Exercise goal = Reproduce each line bearing the word "avec".

Data entries:

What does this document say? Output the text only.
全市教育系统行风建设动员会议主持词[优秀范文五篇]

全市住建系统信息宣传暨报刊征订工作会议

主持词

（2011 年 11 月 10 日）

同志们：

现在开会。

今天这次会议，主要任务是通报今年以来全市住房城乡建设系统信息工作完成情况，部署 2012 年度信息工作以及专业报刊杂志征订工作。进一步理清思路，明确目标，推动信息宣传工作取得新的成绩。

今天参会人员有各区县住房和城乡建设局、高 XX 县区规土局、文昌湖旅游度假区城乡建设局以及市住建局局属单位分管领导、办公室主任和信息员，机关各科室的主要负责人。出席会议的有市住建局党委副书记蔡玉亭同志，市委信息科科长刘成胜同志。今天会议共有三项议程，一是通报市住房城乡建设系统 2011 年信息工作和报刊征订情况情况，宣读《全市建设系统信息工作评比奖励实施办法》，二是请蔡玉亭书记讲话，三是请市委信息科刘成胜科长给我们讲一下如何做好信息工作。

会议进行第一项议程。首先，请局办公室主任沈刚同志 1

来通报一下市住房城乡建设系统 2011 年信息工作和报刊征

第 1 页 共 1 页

* * *

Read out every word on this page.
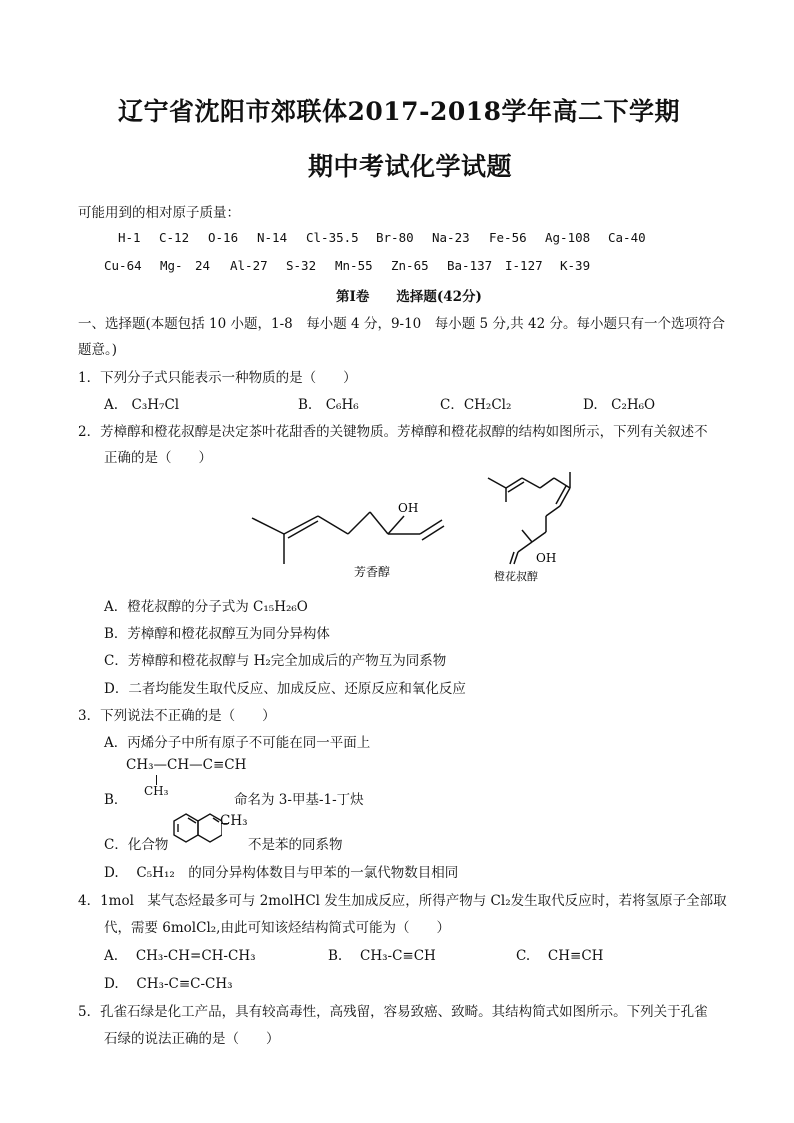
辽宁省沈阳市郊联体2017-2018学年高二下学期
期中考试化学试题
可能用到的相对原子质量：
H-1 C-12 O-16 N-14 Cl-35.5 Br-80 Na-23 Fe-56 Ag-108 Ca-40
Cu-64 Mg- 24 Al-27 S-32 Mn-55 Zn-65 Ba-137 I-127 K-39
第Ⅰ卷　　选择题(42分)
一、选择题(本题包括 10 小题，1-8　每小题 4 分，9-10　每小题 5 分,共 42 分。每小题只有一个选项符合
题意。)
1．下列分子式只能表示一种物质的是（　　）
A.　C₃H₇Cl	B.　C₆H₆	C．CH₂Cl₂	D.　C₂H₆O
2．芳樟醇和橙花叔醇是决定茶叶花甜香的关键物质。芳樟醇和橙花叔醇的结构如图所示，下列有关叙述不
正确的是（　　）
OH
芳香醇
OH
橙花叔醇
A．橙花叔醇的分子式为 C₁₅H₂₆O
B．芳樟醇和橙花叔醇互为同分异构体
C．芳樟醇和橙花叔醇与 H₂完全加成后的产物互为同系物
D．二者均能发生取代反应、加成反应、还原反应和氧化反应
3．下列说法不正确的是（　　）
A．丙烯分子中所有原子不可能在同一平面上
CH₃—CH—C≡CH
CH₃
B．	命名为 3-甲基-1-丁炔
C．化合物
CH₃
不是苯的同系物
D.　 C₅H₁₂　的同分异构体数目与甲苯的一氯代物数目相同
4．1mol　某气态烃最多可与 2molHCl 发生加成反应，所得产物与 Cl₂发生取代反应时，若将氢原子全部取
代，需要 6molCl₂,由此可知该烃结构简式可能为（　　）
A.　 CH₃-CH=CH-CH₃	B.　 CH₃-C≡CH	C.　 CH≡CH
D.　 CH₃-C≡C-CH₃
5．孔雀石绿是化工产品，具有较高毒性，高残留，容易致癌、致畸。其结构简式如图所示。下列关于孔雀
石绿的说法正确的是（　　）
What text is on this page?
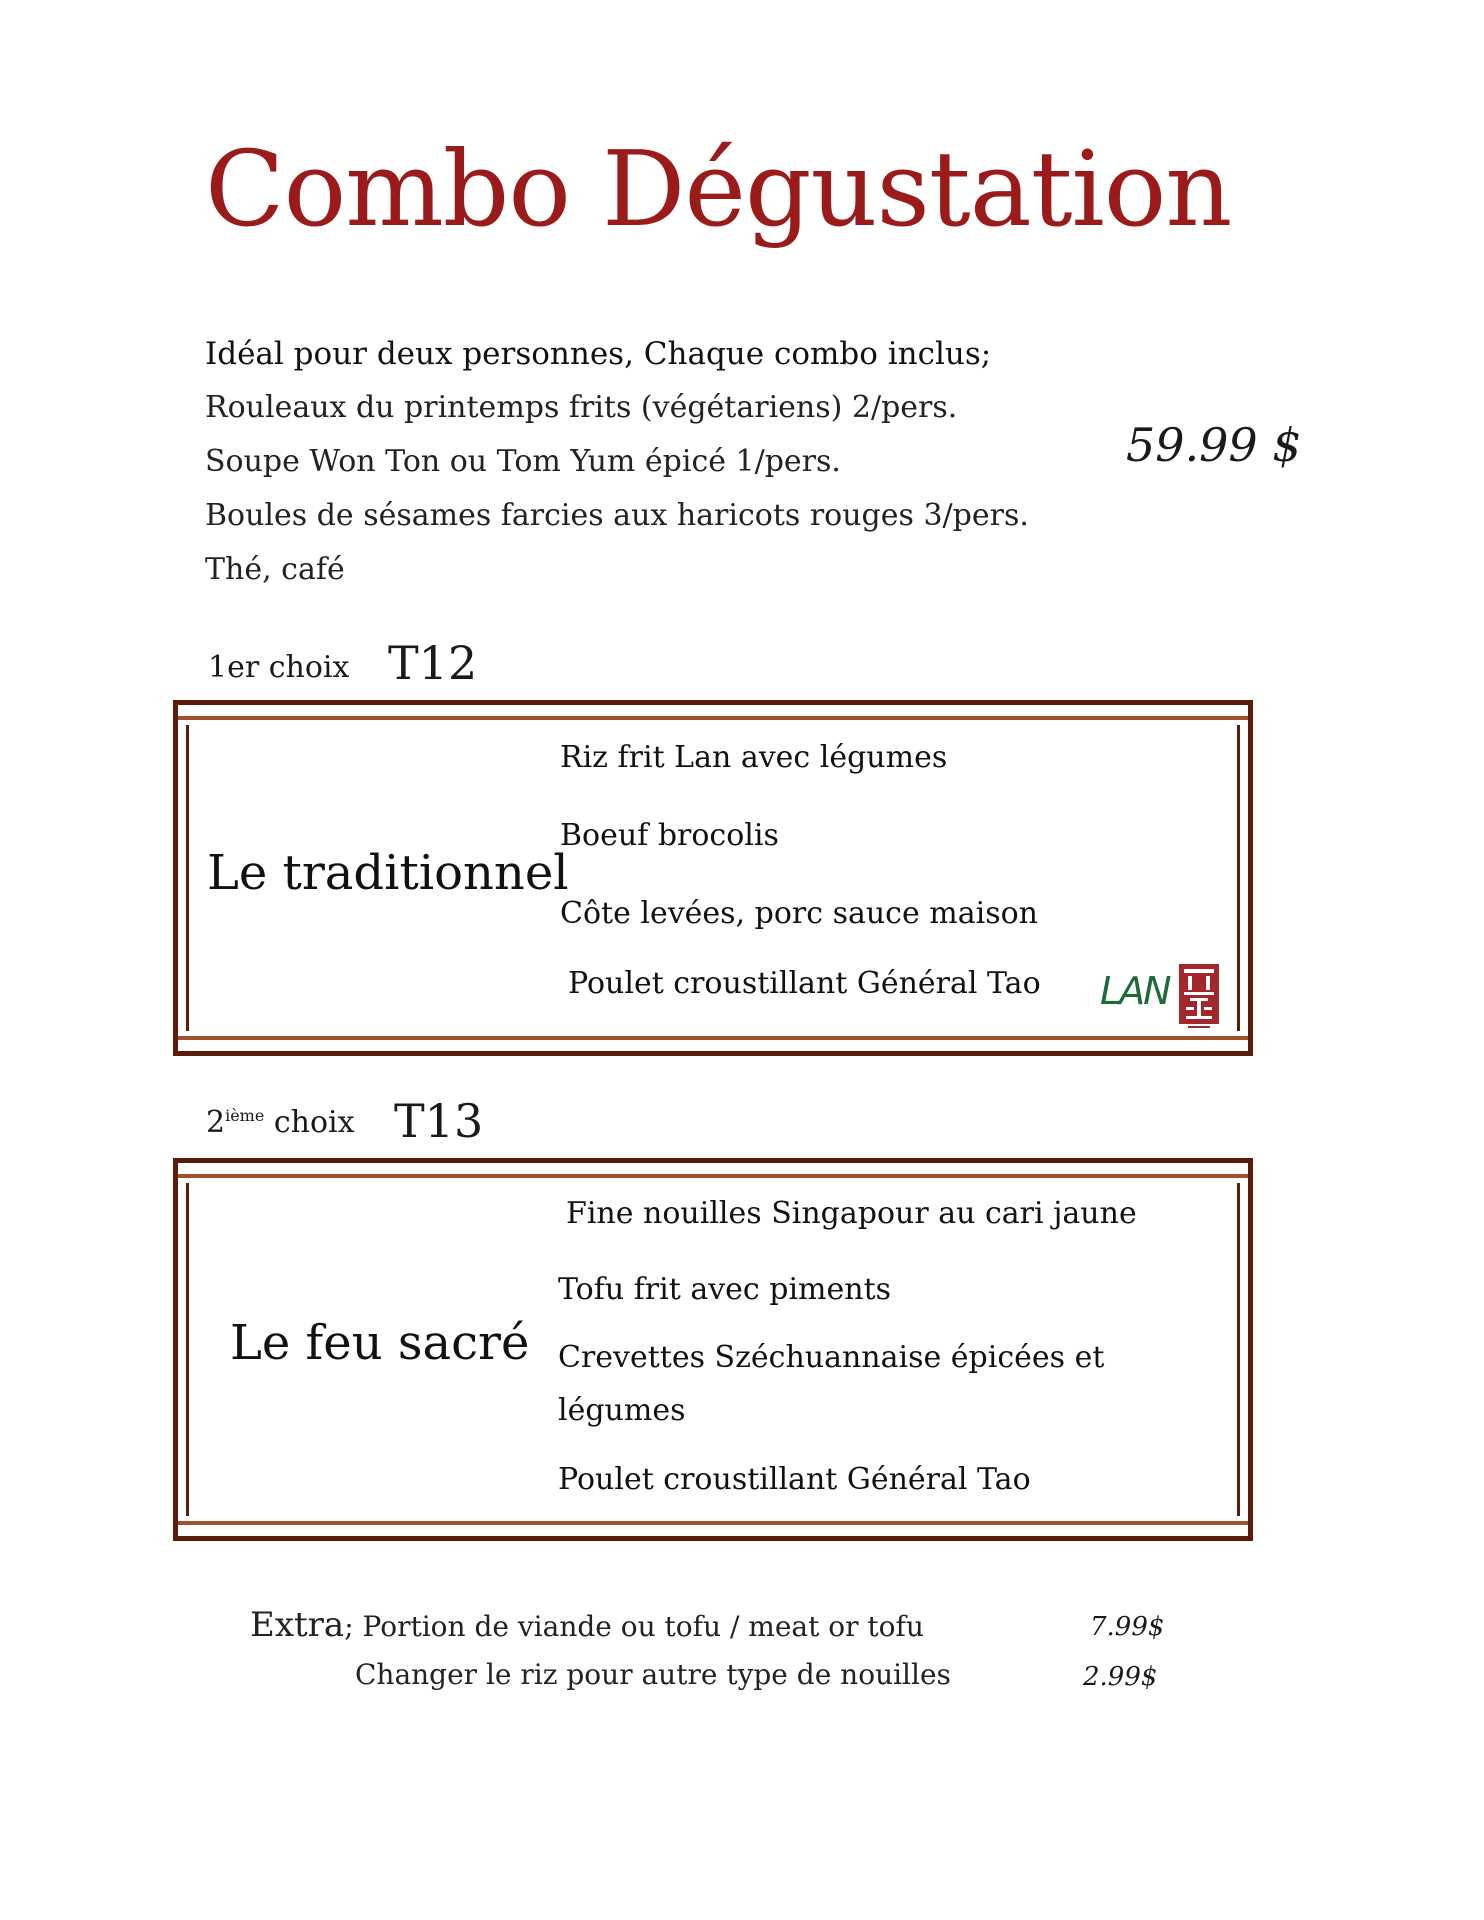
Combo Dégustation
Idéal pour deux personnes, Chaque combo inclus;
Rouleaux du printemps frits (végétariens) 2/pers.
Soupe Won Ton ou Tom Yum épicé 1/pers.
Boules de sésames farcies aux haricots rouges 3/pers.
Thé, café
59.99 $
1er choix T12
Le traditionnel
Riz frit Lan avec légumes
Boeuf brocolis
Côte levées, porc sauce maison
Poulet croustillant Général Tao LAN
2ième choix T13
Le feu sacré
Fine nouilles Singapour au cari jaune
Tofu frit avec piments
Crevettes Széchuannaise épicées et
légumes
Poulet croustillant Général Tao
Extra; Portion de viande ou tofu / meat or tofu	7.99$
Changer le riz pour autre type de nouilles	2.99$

Finished task =
Riz frit Lan avec légumes
Tofu frit avec piments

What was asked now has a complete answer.